— begin Listing —

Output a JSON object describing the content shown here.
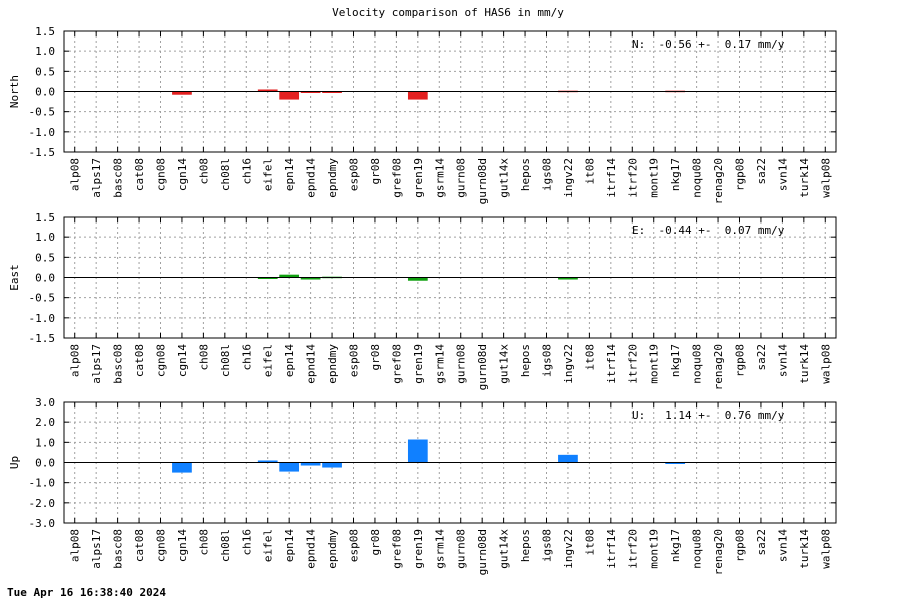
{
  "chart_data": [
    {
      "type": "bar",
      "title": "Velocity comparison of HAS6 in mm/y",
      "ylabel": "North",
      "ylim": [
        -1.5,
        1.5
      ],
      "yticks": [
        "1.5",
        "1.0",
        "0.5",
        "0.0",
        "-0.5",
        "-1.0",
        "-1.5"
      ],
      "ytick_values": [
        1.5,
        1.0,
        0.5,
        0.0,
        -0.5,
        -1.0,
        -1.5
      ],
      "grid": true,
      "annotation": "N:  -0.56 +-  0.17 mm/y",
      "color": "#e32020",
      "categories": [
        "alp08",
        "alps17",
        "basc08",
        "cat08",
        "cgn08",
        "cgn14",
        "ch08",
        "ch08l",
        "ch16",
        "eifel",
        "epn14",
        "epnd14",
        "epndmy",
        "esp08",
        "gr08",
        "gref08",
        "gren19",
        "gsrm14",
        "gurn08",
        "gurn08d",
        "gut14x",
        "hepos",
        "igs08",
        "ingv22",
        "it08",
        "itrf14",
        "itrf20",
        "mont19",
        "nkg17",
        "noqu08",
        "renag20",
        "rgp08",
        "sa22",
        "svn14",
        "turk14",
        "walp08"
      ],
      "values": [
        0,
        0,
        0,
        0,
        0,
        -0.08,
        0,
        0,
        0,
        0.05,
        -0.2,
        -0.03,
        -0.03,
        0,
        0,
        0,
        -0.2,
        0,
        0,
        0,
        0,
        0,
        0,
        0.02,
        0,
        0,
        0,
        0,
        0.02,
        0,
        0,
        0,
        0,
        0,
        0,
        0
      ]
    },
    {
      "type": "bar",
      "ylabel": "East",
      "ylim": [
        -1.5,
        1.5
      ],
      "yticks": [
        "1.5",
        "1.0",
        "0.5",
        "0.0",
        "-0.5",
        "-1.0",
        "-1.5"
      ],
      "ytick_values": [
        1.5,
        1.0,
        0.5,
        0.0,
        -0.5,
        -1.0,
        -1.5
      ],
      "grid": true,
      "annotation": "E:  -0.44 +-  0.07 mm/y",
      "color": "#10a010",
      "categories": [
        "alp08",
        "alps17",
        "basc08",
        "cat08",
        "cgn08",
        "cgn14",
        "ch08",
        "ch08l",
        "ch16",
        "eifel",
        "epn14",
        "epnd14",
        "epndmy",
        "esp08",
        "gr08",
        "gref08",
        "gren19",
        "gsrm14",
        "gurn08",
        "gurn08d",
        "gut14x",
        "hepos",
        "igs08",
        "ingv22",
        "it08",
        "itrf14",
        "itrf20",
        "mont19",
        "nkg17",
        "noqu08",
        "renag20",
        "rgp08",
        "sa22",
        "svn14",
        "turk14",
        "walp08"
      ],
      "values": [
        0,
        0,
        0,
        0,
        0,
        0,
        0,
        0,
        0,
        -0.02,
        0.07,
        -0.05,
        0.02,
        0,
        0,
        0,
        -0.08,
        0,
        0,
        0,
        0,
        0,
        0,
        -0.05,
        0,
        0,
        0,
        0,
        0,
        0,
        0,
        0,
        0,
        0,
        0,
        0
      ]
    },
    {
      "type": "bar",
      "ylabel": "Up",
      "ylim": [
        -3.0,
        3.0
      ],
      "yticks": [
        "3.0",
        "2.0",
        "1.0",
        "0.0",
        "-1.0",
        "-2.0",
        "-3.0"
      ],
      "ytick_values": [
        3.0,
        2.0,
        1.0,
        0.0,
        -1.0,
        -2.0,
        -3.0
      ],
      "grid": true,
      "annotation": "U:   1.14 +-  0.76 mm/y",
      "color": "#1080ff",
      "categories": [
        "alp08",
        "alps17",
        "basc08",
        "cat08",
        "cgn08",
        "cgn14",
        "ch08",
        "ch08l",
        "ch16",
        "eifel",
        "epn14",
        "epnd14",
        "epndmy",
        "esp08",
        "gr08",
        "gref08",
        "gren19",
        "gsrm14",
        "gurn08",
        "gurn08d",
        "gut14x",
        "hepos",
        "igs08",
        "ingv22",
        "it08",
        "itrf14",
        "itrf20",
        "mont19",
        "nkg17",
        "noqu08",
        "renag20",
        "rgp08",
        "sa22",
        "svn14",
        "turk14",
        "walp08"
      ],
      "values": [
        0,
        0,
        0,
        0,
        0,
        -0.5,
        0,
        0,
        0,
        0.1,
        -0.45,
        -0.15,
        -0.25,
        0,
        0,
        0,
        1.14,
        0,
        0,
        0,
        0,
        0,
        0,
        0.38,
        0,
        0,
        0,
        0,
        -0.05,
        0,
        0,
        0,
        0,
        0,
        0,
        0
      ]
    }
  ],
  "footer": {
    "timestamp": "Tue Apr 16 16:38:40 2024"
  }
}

— end Listing —

■ **Task objective**
Every line above should be returned exactly; the pictures stay out.

■ **The completed task**
Output a JSON object describing the content shown here.
{
  "chart_data": [
    {
      "type": "bar",
      "title": "Velocity comparison of HAS6 in mm/y",
      "ylabel": "North",
      "ylim": [
        -1.5,
        1.5
      ],
      "yticks": [
        "1.5",
        "1.0",
        "0.5",
        "0.0",
        "-0.5",
        "-1.0",
        "-1.5"
      ],
      "ytick_values": [
        1.5,
        1.0,
        0.5,
        0.0,
        -0.5,
        -1.0,
        -1.5
      ],
      "grid": true,
      "annotation": "N:  -0.56 +-  0.17 mm/y",
      "color": "#e32020",
      "categories": [
        "alp08",
        "alps17",
        "basc08",
        "cat08",
        "cgn08",
        "cgn14",
        "ch08",
        "ch08l",
        "ch16",
        "eifel",
        "epn14",
        "epnd14",
        "epndmy",
        "esp08",
        "gr08",
        "gref08",
        "gren19",
        "gsrm14",
        "gurn08",
        "gurn08d",
        "gut14x",
        "hepos",
        "igs08",
        "ingv22",
        "it08",
        "itrf14",
        "itrf20",
        "mont19",
        "nkg17",
        "noqu08",
        "renag20",
        "rgp08",
        "sa22",
        "svn14",
        "turk14",
        "walp08"
      ],
      "values": [
        0,
        0,
        0,
        0,
        0,
        -0.08,
        0,
        0,
        0,
        0.05,
        -0.2,
        -0.03,
        -0.03,
        0,
        0,
        0,
        -0.2,
        0,
        0,
        0,
        0,
        0,
        0,
        0.02,
        0,
        0,
        0,
        0,
        0.02,
        0,
        0,
        0,
        0,
        0,
        0,
        0
      ]
    },
    {
      "type": "bar",
      "ylabel": "East",
      "ylim": [
        -1.5,
        1.5
      ],
      "yticks": [
        "1.5",
        "1.0",
        "0.5",
        "0.0",
        "-0.5",
        "-1.0",
        "-1.5"
      ],
      "ytick_values": [
        1.5,
        1.0,
        0.5,
        0.0,
        -0.5,
        -1.0,
        -1.5
      ],
      "grid": true,
      "annotation": "E:  -0.44 +-  0.07 mm/y",
      "color": "#10a010",
      "categories": [
        "alp08",
        "alps17",
        "basc08",
        "cat08",
        "cgn08",
        "cgn14",
        "ch08",
        "ch08l",
        "ch16",
        "eifel",
        "epn14",
        "epnd14",
        "epndmy",
        "esp08",
        "gr08",
        "gref08",
        "gren19",
        "gsrm14",
        "gurn08",
        "gurn08d",
        "gut14x",
        "hepos",
        "igs08",
        "ingv22",
        "it08",
        "itrf14",
        "itrf20",
        "mont19",
        "nkg17",
        "noqu08",
        "renag20",
        "rgp08",
        "sa22",
        "svn14",
        "turk14",
        "walp08"
      ],
      "values": [
        0,
        0,
        0,
        0,
        0,
        0,
        0,
        0,
        0,
        -0.02,
        0.07,
        -0.05,
        0.02,
        0,
        0,
        0,
        -0.08,
        0,
        0,
        0,
        0,
        0,
        0,
        -0.05,
        0,
        0,
        0,
        0,
        0,
        0,
        0,
        0,
        0,
        0,
        0,
        0
      ]
    },
    {
      "type": "bar",
      "ylabel": "Up",
      "ylim": [
        -3.0,
        3.0
      ],
      "yticks": [
        "3.0",
        "2.0",
        "1.0",
        "0.0",
        "-1.0",
        "-2.0",
        "-3.0"
      ],
      "ytick_values": [
        3.0,
        2.0,
        1.0,
        0.0,
        -1.0,
        -2.0,
        -3.0
      ],
      "grid": true,
      "annotation": "U:   1.14 +-  0.76 mm/y",
      "color": "#1080ff",
      "categories": [
        "alp08",
        "alps17",
        "basc08",
        "cat08",
        "cgn08",
        "cgn14",
        "ch08",
        "ch08l",
        "ch16",
        "eifel",
        "epn14",
        "epnd14",
        "epndmy",
        "esp08",
        "gr08",
        "gref08",
        "gren19",
        "gsrm14",
        "gurn08",
        "gurn08d",
        "gut14x",
        "hepos",
        "igs08",
        "ingv22",
        "it08",
        "itrf14",
        "itrf20",
        "mont19",
        "nkg17",
        "noqu08",
        "renag20",
        "rgp08",
        "sa22",
        "svn14",
        "turk14",
        "walp08"
      ],
      "values": [
        0,
        0,
        0,
        0,
        0,
        -0.5,
        0,
        0,
        0,
        0.1,
        -0.45,
        -0.15,
        -0.25,
        0,
        0,
        0,
        1.14,
        0,
        0,
        0,
        0,
        0,
        0,
        0.38,
        0,
        0,
        0,
        0,
        -0.05,
        0,
        0,
        0,
        0,
        0,
        0,
        0
      ]
    }
  ],
  "footer": {
    "timestamp": "Tue Apr 16 16:38:40 2024"
  }
}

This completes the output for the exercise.